→ PROBLEM REQUIREMENTS
Gather every line in the records below that contains the word "inspections".
_ _ _
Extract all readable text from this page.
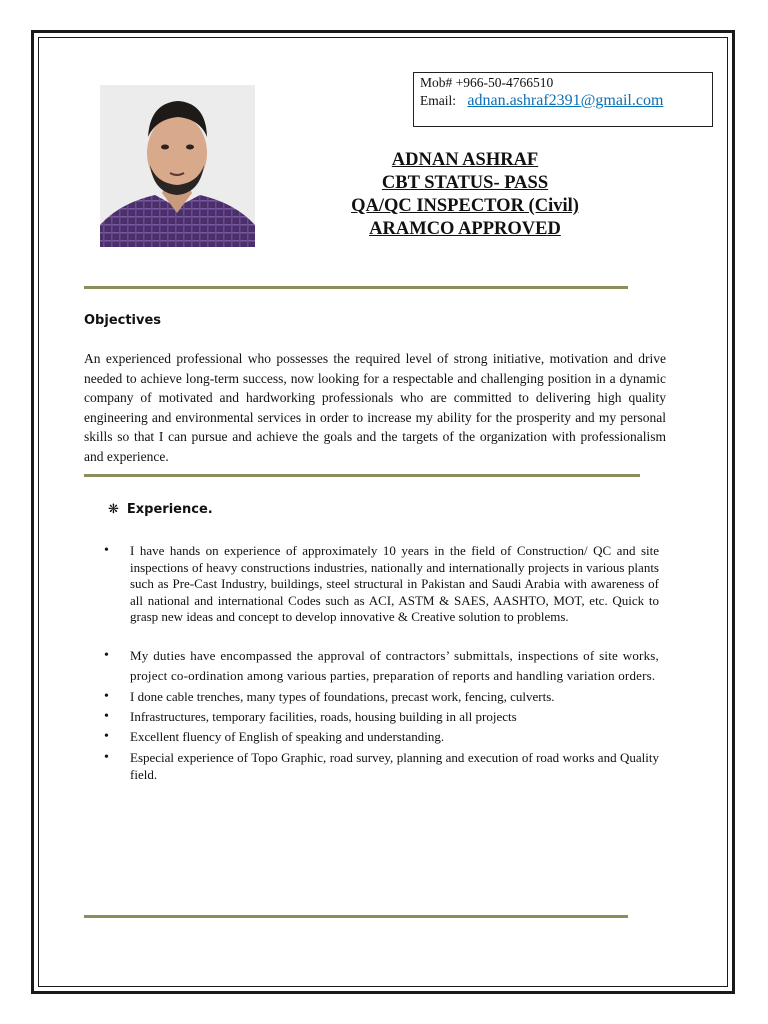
Mob# +966-50-4766510
Email: adnan.ashraf2391@gmail.com
ADNAN ASHRAF
CBT STATUS- PASS
QA/QC INSPECTOR (Civil)
ARAMCO APPROVED
Objectives
An experienced professional who possesses the required level of strong initiative, motivation and drive needed to achieve long-term success, now looking for a respectable and challenging position in a dynamic company of motivated and hardworking professionals who are committed to delivering high quality engineering and environmental services in order to increase my ability for the prosperity and my personal skills so that I can pursue and achieve the goals and the targets of the organization with professionalism and experience.
❋ Experience.
• I have hands on experience of approximately 10 years in the field of Construction/ QC and site inspections of heavy constructions industries, nationally and internationally projects in various plants such as Pre-Cast Industry, buildings, steel structural in Pakistan and Saudi Arabia with awareness of all national and international Codes such as ACI, ASTM & SAES, AASHTO, MOT, etc. Quick to grasp new ideas and concept to develop innovative & Creative solution to problems.
• My duties have encompassed the approval of contractors’ submittals, inspections of site works, project co-ordination among various parties, preparation of reports and handling variation orders.
• I done cable trenches, many types of foundations, precast work, fencing, culverts.
• Infrastructures, temporary facilities, roads, housing building in all projects
• Excellent fluency of English of speaking and understanding.
• Especial experience of Topo Graphic, road survey, planning and execution of road works and Quality field.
_ _ _
→ ANSWER IN FULL
• I have hands on experience of approximately 10 years in the field of Construction/ QC and site inspections of heavy constructions industries, nationally and internationally projects in various plants such as Pre-Cast Industry, buildings, steel structural in Pakistan and Saudi Arabia with awareness of all national and international Codes such as ACI, ASTM & SAES, AASHTO, MOT, etc. Quick to grasp new ideas and concept to develop innovative & Creative solution to problems.
• My duties have encompassed the approval of contractors’ submittals, inspections of site works, project co-ordination among various parties, preparation of reports and handling variation orders.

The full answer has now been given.